Short exercise:
Repeat the material verbatim. Images are excluded from the copy.

Dataset entries
>>

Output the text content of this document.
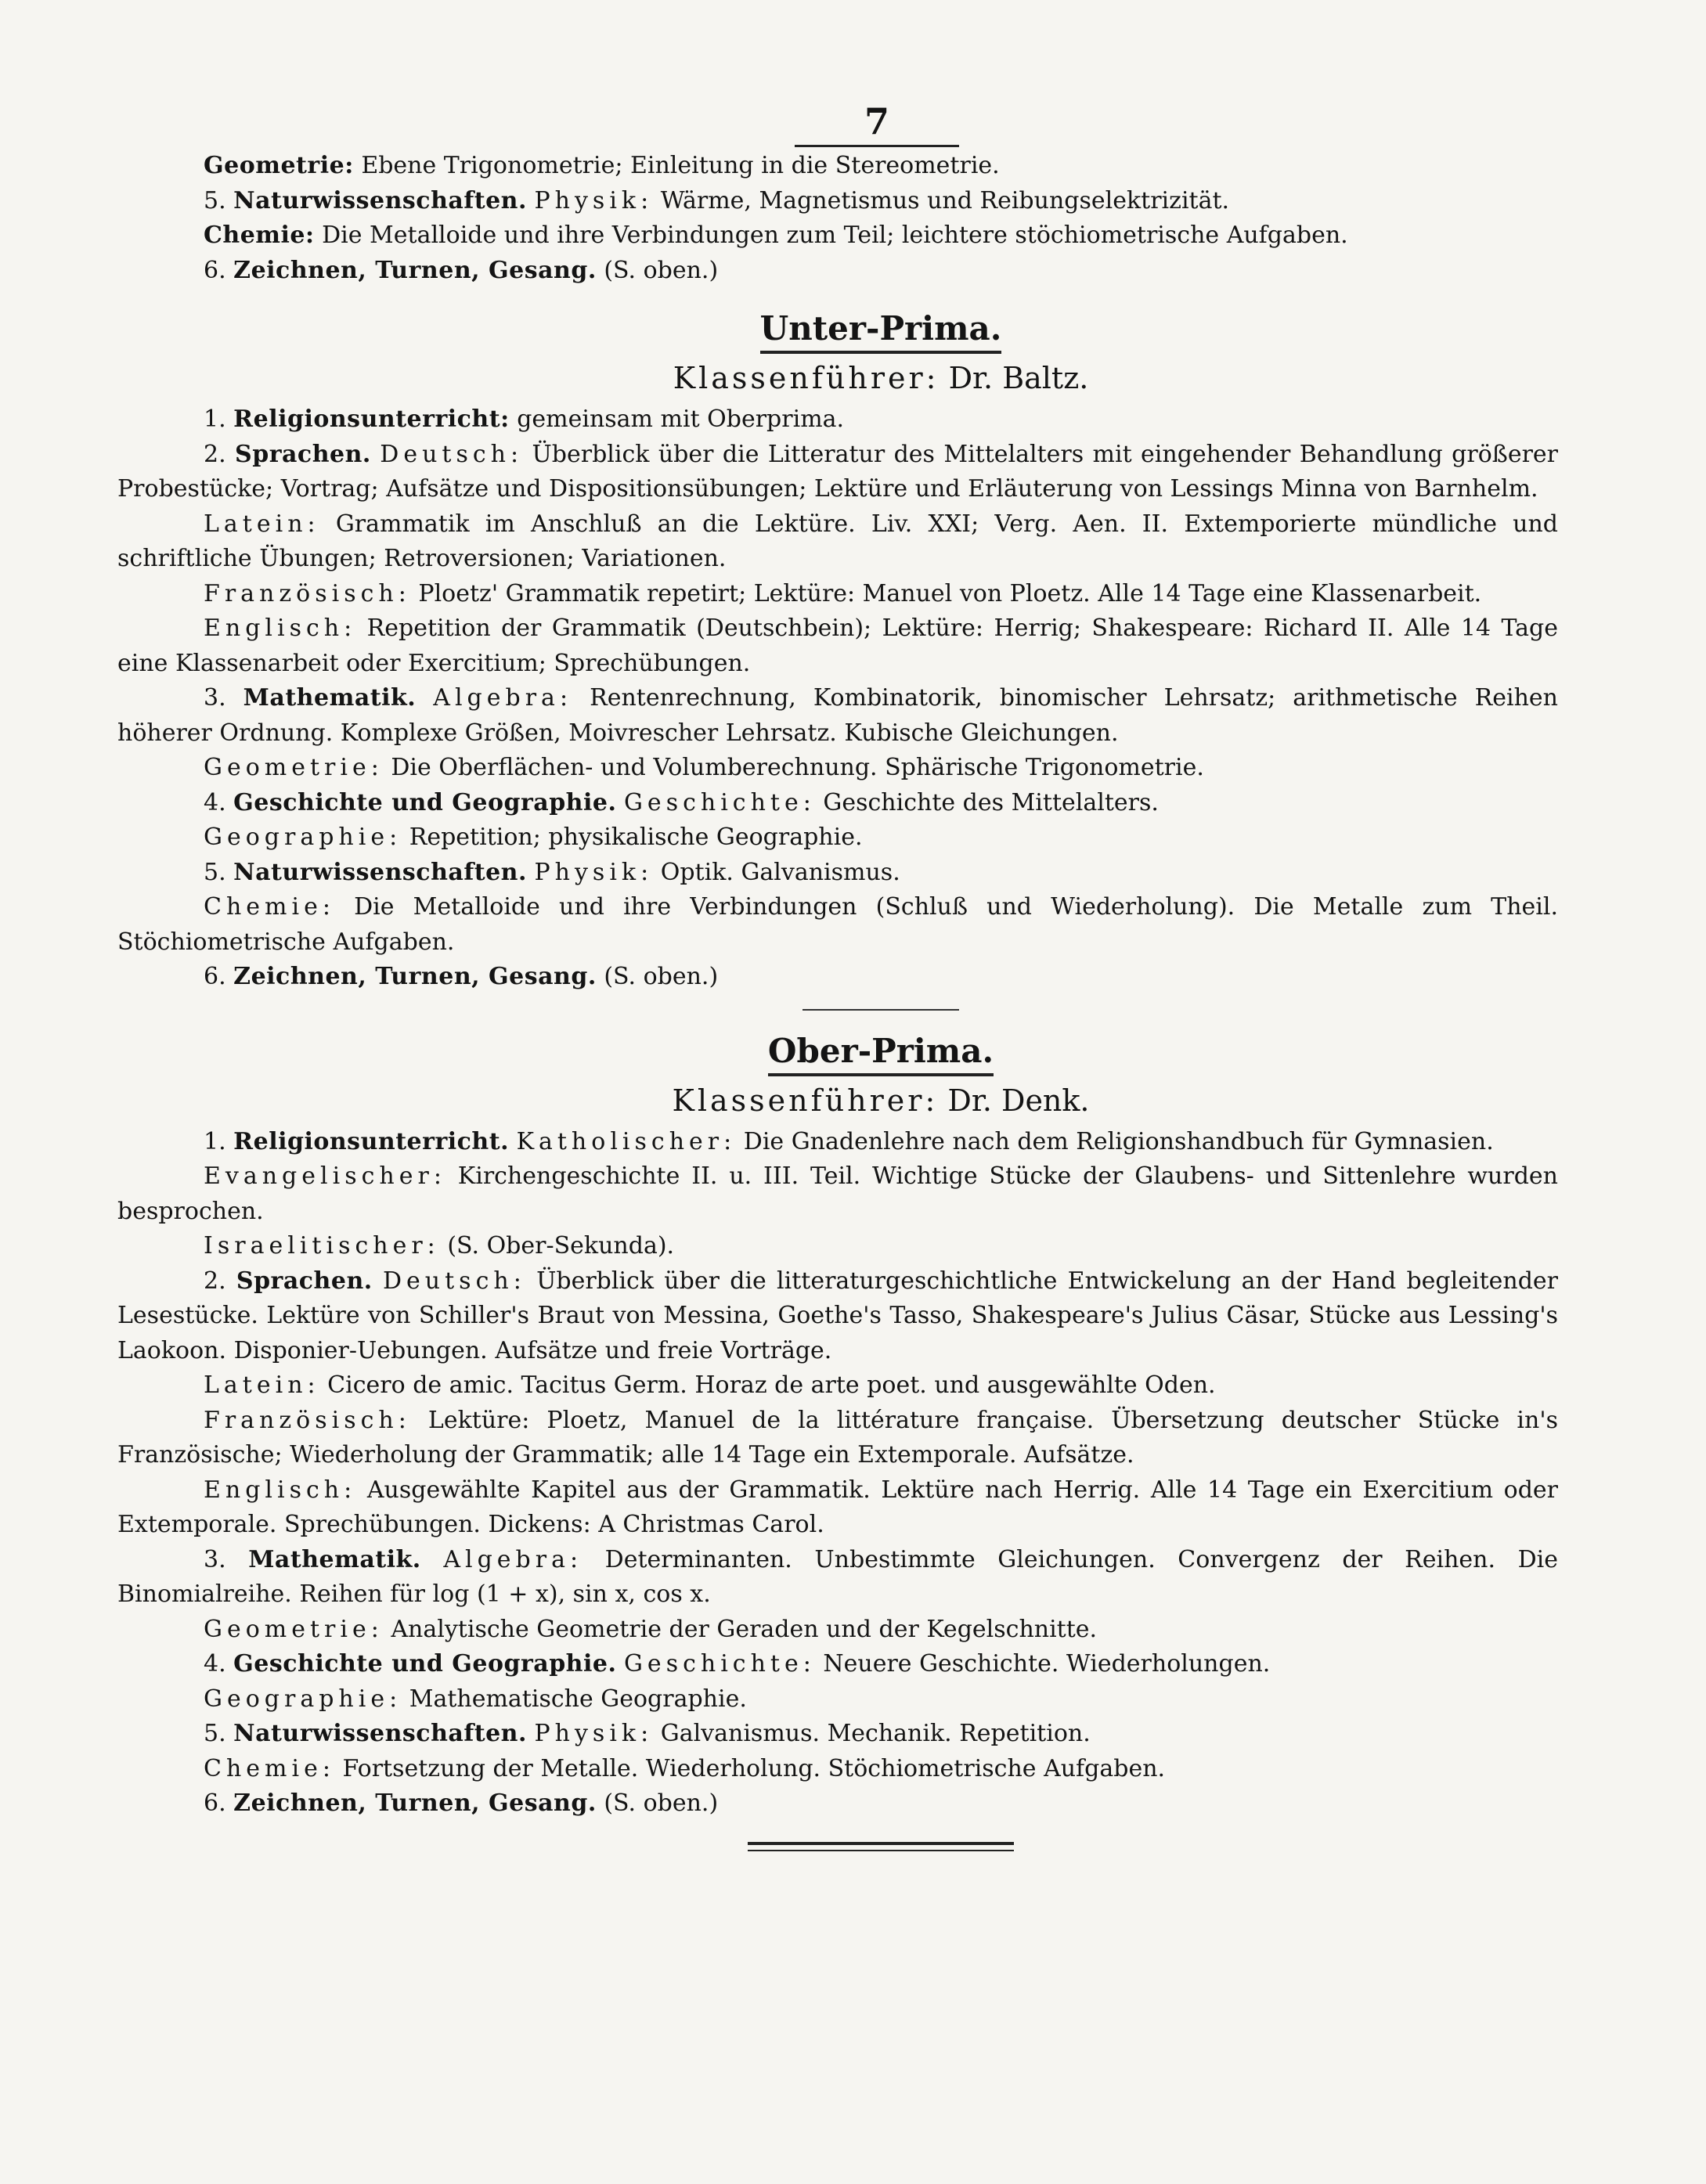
7

Geometrie: Ebene Trigonometrie; Einleitung in die Stereometrie.

5. Naturwissenschaften. Physik: Wärme, Magnetismus und Reibungselektrizität.

Chemie: Die Metalloide und ihre Verbindungen zum Teil; leichtere stöchiometrische Aufgaben.

6. Zeichnen, Turnen, Gesang. (S. oben.)

Unter-Prima.
Klassenführer: Dr. Baltz.

1. Religionsunterricht: gemeinsam mit Oberprima.

2. Sprachen. Deutsch: Überblick über die Litteratur des Mittelalters mit eingehender Behandlung größerer Probestücke; Vortrag; Aufsätze und Dispositionsübungen; Lektüre und Erläuterung von Lessings Minna von Barnhelm.

Latein: Grammatik im Anschluß an die Lektüre. Liv. XXI; Verg. Aen. II. Extemporierte mündliche und schriftliche Übungen; Retroversionen; Variationen.

Französisch: Ploetz' Grammatik repetirt; Lektüre: Manuel von Ploetz. Alle 14 Tage eine Klassenarbeit.

Englisch: Repetition der Grammatik (Deutschbein); Lektüre: Herrig; Shakespeare: Richard II. Alle 14 Tage eine Klassenarbeit oder Exercitium; Sprechübungen.

3. Mathematik. Algebra: Rentenrechnung, Kombinatorik, binomischer Lehrsatz; arithmetische Reihen höherer Ordnung. Komplexe Größen, Moivrescher Lehrsatz. Kubische Gleichungen.

Geometrie: Die Oberflächen- und Volumberechnung. Sphärische Trigonometrie.

4. Geschichte und Geographie. Geschichte: Geschichte des Mittelalters.

Geographie: Repetition; physikalische Geographie.

5. Naturwissenschaften. Physik: Optik. Galvanismus.

Chemie: Die Metalloide und ihre Verbindungen (Schluß und Wiederholung). Die Metalle zum Theil. Stöchiometrische Aufgaben.

6. Zeichnen, Turnen, Gesang. (S. oben.)

Ober-Prima.
Klassenführer: Dr. Denk.

1. Religionsunterricht. Katholischer: Die Gnadenlehre nach dem Religionshandbuch für Gymnasien.

Evangelischer: Kirchengeschichte II. u. III. Teil. Wichtige Stücke der Glaubens- und Sittenlehre wurden besprochen.

Israelitischer: (S. Ober-Sekunda).

2. Sprachen. Deutsch: Überblick über die litteraturgeschichtliche Entwickelung an der Hand begleitender Lesestücke. Lektüre von Schiller's Braut von Messina, Goethe's Tasso, Shakespeare's Julius Cäsar, Stücke aus Lessing's Laokoon. Disponier-Uebungen. Aufsätze und freie Vorträge.

Latein: Cicero de amic. Tacitus Germ. Horaz de arte poet. und ausgewählte Oden.

Französisch: Lektüre: Ploetz, Manuel de la littérature française. Übersetzung deutscher Stücke in's Französische; Wiederholung der Grammatik; alle 14 Tage ein Extemporale. Aufsätze.

Englisch: Ausgewählte Kapitel aus der Grammatik. Lektüre nach Herrig. Alle 14 Tage ein Exercitium oder Extemporale. Sprechübungen. Dickens: A Christmas Carol.

3. Mathematik. Algebra: Determinanten. Unbestimmte Gleichungen. Convergenz der Reihen. Die Binomialreihe. Reihen für log (1 + x), sin x, cos x.

Geometrie: Analytische Geometrie der Geraden und der Kegelschnitte.

4. Geschichte und Geographie. Geschichte: Neuere Geschichte. Wiederholungen.

Geographie: Mathematische Geographie.

5. Naturwissenschaften. Physik: Galvanismus. Mechanik. Repetition.

Chemie: Fortsetzung der Metalle. Wiederholung. Stöchiometrische Aufgaben.

6. Zeichnen, Turnen, Gesang. (S. oben.)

<<

Reply to the task:
Output the text content of this document.
7

Geometrie: Ebene Trigonometrie; Einleitung in die Stereometrie.

5. Naturwissenschaften. Physik: Wärme, Magnetismus und Reibungselektrizität.

Chemie: Die Metalloide und ihre Verbindungen zum Teil; leichtere stöchiometrische Aufgaben.

6. Zeichnen, Turnen, Gesang. (S. oben.)

Unter-Prima.
Klassenführer: Dr. Baltz.

1. Religionsunterricht: gemeinsam mit Oberprima.

2. Sprachen. Deutsch: Überblick über die Litteratur des Mittelalters mit eingehender Behandlung größerer Probestücke; Vortrag; Aufsätze und Dispositionsübungen; Lektüre und Erläuterung von Lessings Minna von Barnhelm.

Latein: Grammatik im Anschluß an die Lektüre. Liv. XXI; Verg. Aen. II. Extemporierte mündliche und schriftliche Übungen; Retroversionen; Variationen.

Französisch: Ploetz' Grammatik repetirt; Lektüre: Manuel von Ploetz. Alle 14 Tage eine Klassenarbeit.

Englisch: Repetition der Grammatik (Deutschbein); Lektüre: Herrig; Shakespeare: Richard II. Alle 14 Tage eine Klassenarbeit oder Exercitium; Sprechübungen.

3. Mathematik. Algebra: Rentenrechnung, Kombinatorik, binomischer Lehrsatz; arithmetische Reihen höherer Ordnung. Komplexe Größen, Moivrescher Lehrsatz. Kubische Gleichungen.

Geometrie: Die Oberflächen- und Volumberechnung. Sphärische Trigonometrie.

4. Geschichte und Geographie. Geschichte: Geschichte des Mittelalters.

Geographie: Repetition; physikalische Geographie.

5. Naturwissenschaften. Physik: Optik. Galvanismus.

Chemie: Die Metalloide und ihre Verbindungen (Schluß und Wiederholung). Die Metalle zum Theil. Stöchiometrische Aufgaben.

6. Zeichnen, Turnen, Gesang. (S. oben.)

Ober-Prima.
Klassenführer: Dr. Denk.

1. Religionsunterricht. Katholischer: Die Gnadenlehre nach dem Religionshandbuch für Gymnasien.

Evangelischer: Kirchengeschichte II. u. III. Teil. Wichtige Stücke der Glaubens- und Sittenlehre wurden besprochen.

Israelitischer: (S. Ober-Sekunda).

2. Sprachen. Deutsch: Überblick über die litteraturgeschichtliche Entwickelung an der Hand begleitender Lesestücke. Lektüre von Schiller's Braut von Messina, Goethe's Tasso, Shakespeare's Julius Cäsar, Stücke aus Lessing's Laokoon. Disponier-Uebungen. Aufsätze und freie Vorträge.

Latein: Cicero de amic. Tacitus Germ. Horaz de arte poet. und ausgewählte Oden.

Französisch: Lektüre: Ploetz, Manuel de la littérature française. Übersetzung deutscher Stücke in's Französische; Wiederholung der Grammatik; alle 14 Tage ein Extemporale. Aufsätze.

Englisch: Ausgewählte Kapitel aus der Grammatik. Lektüre nach Herrig. Alle 14 Tage ein Exercitium oder Extemporale. Sprechübungen. Dickens: A Christmas Carol.

3. Mathematik. Algebra: Determinanten. Unbestimmte Gleichungen. Convergenz der Reihen. Die Binomialreihe. Reihen für log (1 + x), sin x, cos x.

Geometrie: Analytische Geometrie der Geraden und der Kegelschnitte.

4. Geschichte und Geographie. Geschichte: Neuere Geschichte. Wiederholungen.

Geographie: Mathematische Geographie.

5. Naturwissenschaften. Physik: Galvanismus. Mechanik. Repetition.

Chemie: Fortsetzung der Metalle. Wiederholung. Stöchiometrische Aufgaben.

6. Zeichnen, Turnen, Gesang. (S. oben.)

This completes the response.